■ What the exercise asks ■
Select all lines in the records that include "FIELDS".
--- start Task material ---
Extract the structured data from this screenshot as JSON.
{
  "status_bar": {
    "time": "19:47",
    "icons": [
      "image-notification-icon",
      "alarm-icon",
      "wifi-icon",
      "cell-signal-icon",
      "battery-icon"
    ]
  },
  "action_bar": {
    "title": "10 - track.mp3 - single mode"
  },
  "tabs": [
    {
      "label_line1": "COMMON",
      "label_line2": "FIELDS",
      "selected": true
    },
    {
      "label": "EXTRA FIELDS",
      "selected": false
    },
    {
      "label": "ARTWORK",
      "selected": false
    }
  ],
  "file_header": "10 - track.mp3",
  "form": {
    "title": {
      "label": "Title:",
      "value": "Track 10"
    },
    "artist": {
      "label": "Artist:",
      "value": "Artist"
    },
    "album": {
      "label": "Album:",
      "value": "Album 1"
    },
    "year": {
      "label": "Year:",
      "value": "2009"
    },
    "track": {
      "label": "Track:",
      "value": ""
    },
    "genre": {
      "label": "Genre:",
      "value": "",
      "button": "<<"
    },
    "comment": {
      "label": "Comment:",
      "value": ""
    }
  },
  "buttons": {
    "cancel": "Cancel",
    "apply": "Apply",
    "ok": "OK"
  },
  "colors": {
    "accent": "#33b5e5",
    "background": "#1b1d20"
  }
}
--- end Task material ---
■ Correct response ■
      "label_line2": "FIELDS",
      "label": "EXTRA FIELDS",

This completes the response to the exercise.